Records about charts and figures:
######
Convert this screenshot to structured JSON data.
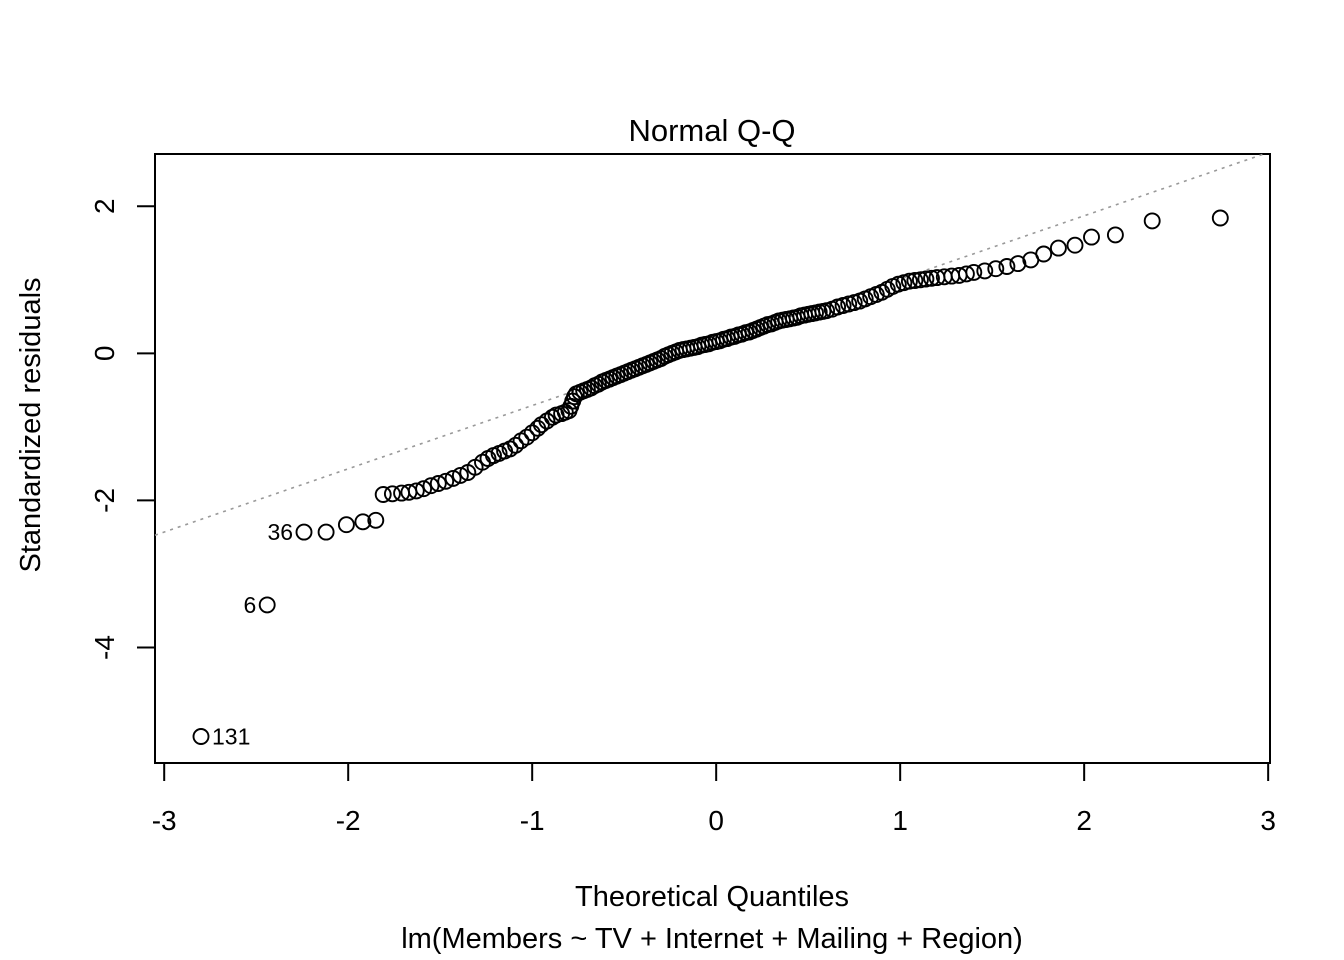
{
  "chart_data": {
    "type": "scatter",
    "title": "Normal Q-Q",
    "xlabel": "Theoretical Quantiles",
    "ylabel": "Standardized residuals",
    "model_subtitle": "lm(Members ~ TV + Internet + Mailing + Region)",
    "xlim": [
      -3.05,
      3.01
    ],
    "ylim": [
      -5.57,
      2.71
    ],
    "x_ticks": [
      -3,
      -2,
      -1,
      0,
      1,
      2,
      3
    ],
    "y_ticks": [
      2,
      0,
      -2,
      -4
    ],
    "grid": false,
    "legend": null,
    "point_style": {
      "shape": "open-circle",
      "color": "#000000",
      "radius_px": 7.5
    },
    "reference_line": {
      "style": "dotted",
      "slope": 0.86,
      "intercept": 0.15,
      "color": "#999999"
    },
    "labeled_points": [
      {
        "label": "131",
        "x": -2.8,
        "y": -5.21,
        "side": "right"
      },
      {
        "label": "6",
        "x": -2.44,
        "y": -3.42,
        "side": "left"
      },
      {
        "label": "36",
        "x": -2.24,
        "y": -2.43,
        "side": "left"
      }
    ],
    "points": [
      [
        -2.8,
        -5.21
      ],
      [
        -2.44,
        -3.42
      ],
      [
        -2.24,
        -2.43
      ],
      [
        -2.12,
        -2.43
      ],
      [
        -2.01,
        -2.33
      ],
      [
        -1.92,
        -2.29
      ],
      [
        -1.85,
        -2.27
      ],
      [
        -1.81,
        -1.92
      ],
      [
        -1.76,
        -1.91
      ],
      [
        -1.71,
        -1.9
      ],
      [
        -1.67,
        -1.89
      ],
      [
        -1.63,
        -1.87
      ],
      [
        -1.59,
        -1.84
      ],
      [
        -1.55,
        -1.8
      ],
      [
        -1.51,
        -1.77
      ],
      [
        -1.47,
        -1.74
      ],
      [
        -1.43,
        -1.7
      ],
      [
        -1.39,
        -1.66
      ],
      [
        -1.35,
        -1.62
      ],
      [
        -1.31,
        -1.55
      ],
      [
        -1.27,
        -1.48
      ],
      [
        -1.24,
        -1.43
      ],
      [
        -1.21,
        -1.39
      ],
      [
        -1.18,
        -1.36
      ],
      [
        -1.15,
        -1.33
      ],
      [
        -1.12,
        -1.3
      ],
      [
        -1.09,
        -1.25
      ],
      [
        -1.06,
        -1.19
      ],
      [
        -1.03,
        -1.14
      ],
      [
        -1.0,
        -1.08
      ],
      [
        -0.97,
        -1.02
      ],
      [
        -0.95,
        -0.97
      ],
      [
        -0.92,
        -0.92
      ],
      [
        -0.89,
        -0.87
      ],
      [
        -0.87,
        -0.84
      ],
      [
        -0.84,
        -0.82
      ],
      [
        -0.82,
        -0.8
      ],
      [
        -0.8,
        -0.78
      ],
      [
        -0.79,
        -0.72
      ],
      [
        -0.78,
        -0.65
      ],
      [
        -0.77,
        -0.59
      ],
      [
        -0.76,
        -0.55
      ],
      [
        -0.74,
        -0.53
      ],
      [
        -0.72,
        -0.51
      ],
      [
        -0.7,
        -0.49
      ],
      [
        -0.68,
        -0.47
      ],
      [
        -0.66,
        -0.44
      ],
      [
        -0.64,
        -0.42
      ],
      [
        -0.62,
        -0.39
      ],
      [
        -0.6,
        -0.37
      ],
      [
        -0.58,
        -0.35
      ],
      [
        -0.56,
        -0.33
      ],
      [
        -0.54,
        -0.31
      ],
      [
        -0.52,
        -0.29
      ],
      [
        -0.5,
        -0.27
      ],
      [
        -0.48,
        -0.25
      ],
      [
        -0.46,
        -0.23
      ],
      [
        -0.44,
        -0.21
      ],
      [
        -0.42,
        -0.19
      ],
      [
        -0.4,
        -0.17
      ],
      [
        -0.38,
        -0.15
      ],
      [
        -0.36,
        -0.13
      ],
      [
        -0.34,
        -0.11
      ],
      [
        -0.32,
        -0.09
      ],
      [
        -0.3,
        -0.07
      ],
      [
        -0.28,
        -0.04
      ],
      [
        -0.26,
        -0.02
      ],
      [
        -0.24,
        0.0
      ],
      [
        -0.22,
        0.02
      ],
      [
        -0.2,
        0.04
      ],
      [
        -0.18,
        0.05
      ],
      [
        -0.16,
        0.06
      ],
      [
        -0.14,
        0.07
      ],
      [
        -0.12,
        0.08
      ],
      [
        -0.1,
        0.09
      ],
      [
        -0.08,
        0.11
      ],
      [
        -0.06,
        0.12
      ],
      [
        -0.04,
        0.13
      ],
      [
        -0.02,
        0.15
      ],
      [
        0.0,
        0.16
      ],
      [
        0.02,
        0.17
      ],
      [
        0.04,
        0.19
      ],
      [
        0.06,
        0.2
      ],
      [
        0.08,
        0.22
      ],
      [
        0.1,
        0.23
      ],
      [
        0.12,
        0.25
      ],
      [
        0.14,
        0.26
      ],
      [
        0.16,
        0.28
      ],
      [
        0.18,
        0.29
      ],
      [
        0.2,
        0.31
      ],
      [
        0.22,
        0.33
      ],
      [
        0.24,
        0.35
      ],
      [
        0.26,
        0.37
      ],
      [
        0.28,
        0.39
      ],
      [
        0.3,
        0.4
      ],
      [
        0.32,
        0.42
      ],
      [
        0.34,
        0.44
      ],
      [
        0.36,
        0.45
      ],
      [
        0.38,
        0.46
      ],
      [
        0.4,
        0.47
      ],
      [
        0.42,
        0.48
      ],
      [
        0.44,
        0.49
      ],
      [
        0.46,
        0.51
      ],
      [
        0.48,
        0.52
      ],
      [
        0.5,
        0.53
      ],
      [
        0.52,
        0.54
      ],
      [
        0.54,
        0.55
      ],
      [
        0.56,
        0.56
      ],
      [
        0.58,
        0.57
      ],
      [
        0.6,
        0.58
      ],
      [
        0.63,
        0.6
      ],
      [
        0.66,
        0.63
      ],
      [
        0.69,
        0.65
      ],
      [
        0.72,
        0.67
      ],
      [
        0.75,
        0.69
      ],
      [
        0.78,
        0.71
      ],
      [
        0.81,
        0.74
      ],
      [
        0.84,
        0.77
      ],
      [
        0.87,
        0.8
      ],
      [
        0.9,
        0.83
      ],
      [
        0.93,
        0.87
      ],
      [
        0.96,
        0.91
      ],
      [
        0.99,
        0.94
      ],
      [
        1.02,
        0.96
      ],
      [
        1.05,
        0.98
      ],
      [
        1.08,
        0.99
      ],
      [
        1.11,
        1.0
      ],
      [
        1.14,
        1.01
      ],
      [
        1.17,
        1.02
      ],
      [
        1.2,
        1.03
      ],
      [
        1.24,
        1.04
      ],
      [
        1.28,
        1.05
      ],
      [
        1.32,
        1.06
      ],
      [
        1.36,
        1.08
      ],
      [
        1.4,
        1.1
      ],
      [
        1.46,
        1.12
      ],
      [
        1.52,
        1.15
      ],
      [
        1.58,
        1.18
      ],
      [
        1.64,
        1.22
      ],
      [
        1.71,
        1.27
      ],
      [
        1.78,
        1.35
      ],
      [
        1.86,
        1.43
      ],
      [
        1.95,
        1.47
      ],
      [
        2.04,
        1.58
      ],
      [
        2.17,
        1.61
      ],
      [
        2.37,
        1.8
      ],
      [
        2.74,
        1.84
      ]
    ]
  },
  "colors": {
    "foreground": "#000000",
    "background": "#ffffff",
    "reference_line": "#999999"
  }
}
######
Task prompt:
Without the pictures, restate all the entries above exactly.

Task output:
Convert this screenshot to structured JSON data.
{
  "chart_data": {
    "type": "scatter",
    "title": "Normal Q-Q",
    "xlabel": "Theoretical Quantiles",
    "ylabel": "Standardized residuals",
    "model_subtitle": "lm(Members ~ TV + Internet + Mailing + Region)",
    "xlim": [
      -3.05,
      3.01
    ],
    "ylim": [
      -5.57,
      2.71
    ],
    "x_ticks": [
      -3,
      -2,
      -1,
      0,
      1,
      2,
      3
    ],
    "y_ticks": [
      2,
      0,
      -2,
      -4
    ],
    "grid": false,
    "legend": null,
    "point_style": {
      "shape": "open-circle",
      "color": "#000000",
      "radius_px": 7.5
    },
    "reference_line": {
      "style": "dotted",
      "slope": 0.86,
      "intercept": 0.15,
      "color": "#999999"
    },
    "labeled_points": [
      {
        "label": "131",
        "x": -2.8,
        "y": -5.21,
        "side": "right"
      },
      {
        "label": "6",
        "x": -2.44,
        "y": -3.42,
        "side": "left"
      },
      {
        "label": "36",
        "x": -2.24,
        "y": -2.43,
        "side": "left"
      }
    ],
    "points": [
      [
        -2.8,
        -5.21
      ],
      [
        -2.44,
        -3.42
      ],
      [
        -2.24,
        -2.43
      ],
      [
        -2.12,
        -2.43
      ],
      [
        -2.01,
        -2.33
      ],
      [
        -1.92,
        -2.29
      ],
      [
        -1.85,
        -2.27
      ],
      [
        -1.81,
        -1.92
      ],
      [
        -1.76,
        -1.91
      ],
      [
        -1.71,
        -1.9
      ],
      [
        -1.67,
        -1.89
      ],
      [
        -1.63,
        -1.87
      ],
      [
        -1.59,
        -1.84
      ],
      [
        -1.55,
        -1.8
      ],
      [
        -1.51,
        -1.77
      ],
      [
        -1.47,
        -1.74
      ],
      [
        -1.43,
        -1.7
      ],
      [
        -1.39,
        -1.66
      ],
      [
        -1.35,
        -1.62
      ],
      [
        -1.31,
        -1.55
      ],
      [
        -1.27,
        -1.48
      ],
      [
        -1.24,
        -1.43
      ],
      [
        -1.21,
        -1.39
      ],
      [
        -1.18,
        -1.36
      ],
      [
        -1.15,
        -1.33
      ],
      [
        -1.12,
        -1.3
      ],
      [
        -1.09,
        -1.25
      ],
      [
        -1.06,
        -1.19
      ],
      [
        -1.03,
        -1.14
      ],
      [
        -1.0,
        -1.08
      ],
      [
        -0.97,
        -1.02
      ],
      [
        -0.95,
        -0.97
      ],
      [
        -0.92,
        -0.92
      ],
      [
        -0.89,
        -0.87
      ],
      [
        -0.87,
        -0.84
      ],
      [
        -0.84,
        -0.82
      ],
      [
        -0.82,
        -0.8
      ],
      [
        -0.8,
        -0.78
      ],
      [
        -0.79,
        -0.72
      ],
      [
        -0.78,
        -0.65
      ],
      [
        -0.77,
        -0.59
      ],
      [
        -0.76,
        -0.55
      ],
      [
        -0.74,
        -0.53
      ],
      [
        -0.72,
        -0.51
      ],
      [
        -0.7,
        -0.49
      ],
      [
        -0.68,
        -0.47
      ],
      [
        -0.66,
        -0.44
      ],
      [
        -0.64,
        -0.42
      ],
      [
        -0.62,
        -0.39
      ],
      [
        -0.6,
        -0.37
      ],
      [
        -0.58,
        -0.35
      ],
      [
        -0.56,
        -0.33
      ],
      [
        -0.54,
        -0.31
      ],
      [
        -0.52,
        -0.29
      ],
      [
        -0.5,
        -0.27
      ],
      [
        -0.48,
        -0.25
      ],
      [
        -0.46,
        -0.23
      ],
      [
        -0.44,
        -0.21
      ],
      [
        -0.42,
        -0.19
      ],
      [
        -0.4,
        -0.17
      ],
      [
        -0.38,
        -0.15
      ],
      [
        -0.36,
        -0.13
      ],
      [
        -0.34,
        -0.11
      ],
      [
        -0.32,
        -0.09
      ],
      [
        -0.3,
        -0.07
      ],
      [
        -0.28,
        -0.04
      ],
      [
        -0.26,
        -0.02
      ],
      [
        -0.24,
        0.0
      ],
      [
        -0.22,
        0.02
      ],
      [
        -0.2,
        0.04
      ],
      [
        -0.18,
        0.05
      ],
      [
        -0.16,
        0.06
      ],
      [
        -0.14,
        0.07
      ],
      [
        -0.12,
        0.08
      ],
      [
        -0.1,
        0.09
      ],
      [
        -0.08,
        0.11
      ],
      [
        -0.06,
        0.12
      ],
      [
        -0.04,
        0.13
      ],
      [
        -0.02,
        0.15
      ],
      [
        0.0,
        0.16
      ],
      [
        0.02,
        0.17
      ],
      [
        0.04,
        0.19
      ],
      [
        0.06,
        0.2
      ],
      [
        0.08,
        0.22
      ],
      [
        0.1,
        0.23
      ],
      [
        0.12,
        0.25
      ],
      [
        0.14,
        0.26
      ],
      [
        0.16,
        0.28
      ],
      [
        0.18,
        0.29
      ],
      [
        0.2,
        0.31
      ],
      [
        0.22,
        0.33
      ],
      [
        0.24,
        0.35
      ],
      [
        0.26,
        0.37
      ],
      [
        0.28,
        0.39
      ],
      [
        0.3,
        0.4
      ],
      [
        0.32,
        0.42
      ],
      [
        0.34,
        0.44
      ],
      [
        0.36,
        0.45
      ],
      [
        0.38,
        0.46
      ],
      [
        0.4,
        0.47
      ],
      [
        0.42,
        0.48
      ],
      [
        0.44,
        0.49
      ],
      [
        0.46,
        0.51
      ],
      [
        0.48,
        0.52
      ],
      [
        0.5,
        0.53
      ],
      [
        0.52,
        0.54
      ],
      [
        0.54,
        0.55
      ],
      [
        0.56,
        0.56
      ],
      [
        0.58,
        0.57
      ],
      [
        0.6,
        0.58
      ],
      [
        0.63,
        0.6
      ],
      [
        0.66,
        0.63
      ],
      [
        0.69,
        0.65
      ],
      [
        0.72,
        0.67
      ],
      [
        0.75,
        0.69
      ],
      [
        0.78,
        0.71
      ],
      [
        0.81,
        0.74
      ],
      [
        0.84,
        0.77
      ],
      [
        0.87,
        0.8
      ],
      [
        0.9,
        0.83
      ],
      [
        0.93,
        0.87
      ],
      [
        0.96,
        0.91
      ],
      [
        0.99,
        0.94
      ],
      [
        1.02,
        0.96
      ],
      [
        1.05,
        0.98
      ],
      [
        1.08,
        0.99
      ],
      [
        1.11,
        1.0
      ],
      [
        1.14,
        1.01
      ],
      [
        1.17,
        1.02
      ],
      [
        1.2,
        1.03
      ],
      [
        1.24,
        1.04
      ],
      [
        1.28,
        1.05
      ],
      [
        1.32,
        1.06
      ],
      [
        1.36,
        1.08
      ],
      [
        1.4,
        1.1
      ],
      [
        1.46,
        1.12
      ],
      [
        1.52,
        1.15
      ],
      [
        1.58,
        1.18
      ],
      [
        1.64,
        1.22
      ],
      [
        1.71,
        1.27
      ],
      [
        1.78,
        1.35
      ],
      [
        1.86,
        1.43
      ],
      [
        1.95,
        1.47
      ],
      [
        2.04,
        1.58
      ],
      [
        2.17,
        1.61
      ],
      [
        2.37,
        1.8
      ],
      [
        2.74,
        1.84
      ]
    ]
  },
  "colors": {
    "foreground": "#000000",
    "background": "#ffffff",
    "reference_line": "#999999"
  }
}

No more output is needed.